PROBLEM STATEMENT:
Reproduce the records verbatim, starting with their first line and continuing up to and including the line containing "task-name: 抖音APP进店淘宝单日任务 xyxy=(357,753,524,770)".

+ + + + +

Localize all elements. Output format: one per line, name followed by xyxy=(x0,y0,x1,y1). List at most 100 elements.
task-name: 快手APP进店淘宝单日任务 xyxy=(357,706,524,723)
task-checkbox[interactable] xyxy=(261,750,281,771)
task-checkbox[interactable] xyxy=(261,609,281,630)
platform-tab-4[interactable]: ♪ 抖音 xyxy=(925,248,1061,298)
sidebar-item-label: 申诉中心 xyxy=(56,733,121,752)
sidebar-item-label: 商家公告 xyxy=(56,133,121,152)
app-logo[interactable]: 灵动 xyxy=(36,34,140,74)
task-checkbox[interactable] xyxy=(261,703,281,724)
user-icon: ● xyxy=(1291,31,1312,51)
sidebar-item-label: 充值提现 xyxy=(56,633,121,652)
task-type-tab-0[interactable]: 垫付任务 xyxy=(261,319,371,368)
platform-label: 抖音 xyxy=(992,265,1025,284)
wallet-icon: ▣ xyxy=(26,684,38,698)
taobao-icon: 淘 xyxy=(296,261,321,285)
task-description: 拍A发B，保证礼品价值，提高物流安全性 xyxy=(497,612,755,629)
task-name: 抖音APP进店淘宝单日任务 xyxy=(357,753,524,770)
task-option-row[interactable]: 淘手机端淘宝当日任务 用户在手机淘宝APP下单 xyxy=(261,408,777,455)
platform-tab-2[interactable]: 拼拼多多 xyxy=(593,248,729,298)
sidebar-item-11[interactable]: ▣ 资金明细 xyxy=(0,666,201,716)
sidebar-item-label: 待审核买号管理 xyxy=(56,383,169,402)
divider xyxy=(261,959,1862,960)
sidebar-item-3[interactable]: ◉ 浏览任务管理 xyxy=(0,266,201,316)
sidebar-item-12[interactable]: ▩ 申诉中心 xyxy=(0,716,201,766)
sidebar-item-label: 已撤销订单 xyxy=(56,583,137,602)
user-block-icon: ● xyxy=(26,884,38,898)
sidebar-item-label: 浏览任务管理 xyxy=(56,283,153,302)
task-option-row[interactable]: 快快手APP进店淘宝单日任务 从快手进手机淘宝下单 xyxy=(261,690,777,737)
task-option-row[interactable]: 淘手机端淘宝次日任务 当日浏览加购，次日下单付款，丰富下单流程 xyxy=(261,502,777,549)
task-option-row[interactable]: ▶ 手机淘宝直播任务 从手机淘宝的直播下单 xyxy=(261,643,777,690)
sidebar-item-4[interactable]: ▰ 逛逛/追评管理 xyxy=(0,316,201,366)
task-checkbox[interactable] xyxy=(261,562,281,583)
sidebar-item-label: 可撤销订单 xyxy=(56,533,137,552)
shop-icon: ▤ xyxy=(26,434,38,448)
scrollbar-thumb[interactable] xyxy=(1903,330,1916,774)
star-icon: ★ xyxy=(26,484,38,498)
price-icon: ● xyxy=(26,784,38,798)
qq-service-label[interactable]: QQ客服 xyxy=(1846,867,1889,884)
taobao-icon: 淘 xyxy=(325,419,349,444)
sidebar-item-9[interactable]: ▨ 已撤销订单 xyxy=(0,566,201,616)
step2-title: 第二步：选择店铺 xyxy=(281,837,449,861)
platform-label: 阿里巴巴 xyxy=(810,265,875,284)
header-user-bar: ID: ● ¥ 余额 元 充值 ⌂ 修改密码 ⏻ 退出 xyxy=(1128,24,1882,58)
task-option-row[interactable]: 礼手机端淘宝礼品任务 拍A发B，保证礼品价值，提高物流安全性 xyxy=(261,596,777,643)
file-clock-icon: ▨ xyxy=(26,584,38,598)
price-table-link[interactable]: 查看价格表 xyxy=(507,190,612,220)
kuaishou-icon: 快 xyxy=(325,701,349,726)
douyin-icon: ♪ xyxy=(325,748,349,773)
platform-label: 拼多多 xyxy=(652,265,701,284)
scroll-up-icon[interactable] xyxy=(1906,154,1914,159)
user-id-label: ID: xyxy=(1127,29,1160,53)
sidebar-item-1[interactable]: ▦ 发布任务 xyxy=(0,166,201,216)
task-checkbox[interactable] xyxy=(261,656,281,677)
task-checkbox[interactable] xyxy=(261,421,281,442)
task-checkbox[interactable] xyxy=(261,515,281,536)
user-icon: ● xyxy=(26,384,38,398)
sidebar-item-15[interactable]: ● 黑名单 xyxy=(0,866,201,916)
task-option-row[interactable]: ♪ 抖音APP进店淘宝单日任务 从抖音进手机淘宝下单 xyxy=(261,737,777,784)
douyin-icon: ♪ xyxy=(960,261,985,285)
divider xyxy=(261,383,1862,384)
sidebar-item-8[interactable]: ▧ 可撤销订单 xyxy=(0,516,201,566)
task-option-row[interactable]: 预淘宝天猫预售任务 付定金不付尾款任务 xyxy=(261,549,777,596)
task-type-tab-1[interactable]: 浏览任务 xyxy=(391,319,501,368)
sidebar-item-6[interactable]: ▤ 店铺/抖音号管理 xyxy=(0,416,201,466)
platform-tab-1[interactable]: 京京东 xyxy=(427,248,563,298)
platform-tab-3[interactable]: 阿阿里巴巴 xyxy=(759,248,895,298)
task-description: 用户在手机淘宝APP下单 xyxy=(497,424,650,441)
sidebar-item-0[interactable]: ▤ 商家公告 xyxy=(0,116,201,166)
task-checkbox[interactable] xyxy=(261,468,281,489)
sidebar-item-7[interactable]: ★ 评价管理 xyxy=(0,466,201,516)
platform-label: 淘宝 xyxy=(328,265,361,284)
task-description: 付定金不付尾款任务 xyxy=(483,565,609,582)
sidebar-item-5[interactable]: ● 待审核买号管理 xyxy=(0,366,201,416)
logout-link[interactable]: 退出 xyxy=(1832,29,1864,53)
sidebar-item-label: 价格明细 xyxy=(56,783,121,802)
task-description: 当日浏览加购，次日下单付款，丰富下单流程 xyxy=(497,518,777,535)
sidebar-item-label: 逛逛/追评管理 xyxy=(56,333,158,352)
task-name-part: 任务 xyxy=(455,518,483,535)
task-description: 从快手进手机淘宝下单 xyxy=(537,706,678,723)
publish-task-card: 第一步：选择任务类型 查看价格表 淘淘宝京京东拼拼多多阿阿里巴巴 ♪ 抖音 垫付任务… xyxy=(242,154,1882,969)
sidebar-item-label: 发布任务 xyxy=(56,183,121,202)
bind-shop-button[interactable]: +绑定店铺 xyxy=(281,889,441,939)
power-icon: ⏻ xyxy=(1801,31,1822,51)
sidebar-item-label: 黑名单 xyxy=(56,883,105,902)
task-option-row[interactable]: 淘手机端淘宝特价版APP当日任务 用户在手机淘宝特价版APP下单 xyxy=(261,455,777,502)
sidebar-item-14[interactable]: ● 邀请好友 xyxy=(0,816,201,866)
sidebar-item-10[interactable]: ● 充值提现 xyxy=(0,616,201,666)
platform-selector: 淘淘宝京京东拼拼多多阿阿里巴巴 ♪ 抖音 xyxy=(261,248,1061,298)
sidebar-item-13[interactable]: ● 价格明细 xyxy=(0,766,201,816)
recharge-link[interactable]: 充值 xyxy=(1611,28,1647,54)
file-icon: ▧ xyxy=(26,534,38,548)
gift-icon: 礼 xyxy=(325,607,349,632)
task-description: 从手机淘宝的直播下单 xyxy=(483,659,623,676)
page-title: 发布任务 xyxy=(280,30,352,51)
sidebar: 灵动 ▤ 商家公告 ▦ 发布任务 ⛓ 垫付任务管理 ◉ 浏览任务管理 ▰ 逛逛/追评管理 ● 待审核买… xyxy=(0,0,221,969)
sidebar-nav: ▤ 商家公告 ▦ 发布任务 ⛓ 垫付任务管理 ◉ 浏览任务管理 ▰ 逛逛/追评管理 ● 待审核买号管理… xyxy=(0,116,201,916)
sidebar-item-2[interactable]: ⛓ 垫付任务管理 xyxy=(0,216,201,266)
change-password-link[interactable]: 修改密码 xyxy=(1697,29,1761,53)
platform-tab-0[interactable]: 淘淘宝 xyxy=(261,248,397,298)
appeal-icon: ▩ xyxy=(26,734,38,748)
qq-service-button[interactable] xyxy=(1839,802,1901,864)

+ + + + +

WRITTEN ANSWER:
Localize all elements. Output format: one per line, name followed by xyxy=(x0,y0,x1,y1). List at most 100 elements.
task-name: 快手APP进店淘宝单日任务 xyxy=(357,706,524,723)
task-checkbox[interactable] xyxy=(261,750,281,771)
task-checkbox[interactable] xyxy=(261,609,281,630)
platform-tab-4[interactable]: ♪ 抖音 xyxy=(925,248,1061,298)
sidebar-item-label: 申诉中心 xyxy=(56,733,121,752)
sidebar-item-label: 商家公告 xyxy=(56,133,121,152)
app-logo[interactable]: 灵动 xyxy=(36,34,140,74)
task-checkbox[interactable] xyxy=(261,703,281,724)
user-icon: ● xyxy=(1291,31,1312,51)
sidebar-item-label: 充值提现 xyxy=(56,633,121,652)
task-type-tab-0[interactable]: 垫付任务 xyxy=(261,319,371,368)
platform-label: 抖音 xyxy=(992,265,1025,284)
wallet-icon: ▣ xyxy=(26,684,38,698)
taobao-icon: 淘 xyxy=(296,261,321,285)
task-description: 拍A发B，保证礼品价值，提高物流安全性 xyxy=(497,612,755,629)
task-name: 抖音APP进店淘宝单日任务 xyxy=(357,753,524,770)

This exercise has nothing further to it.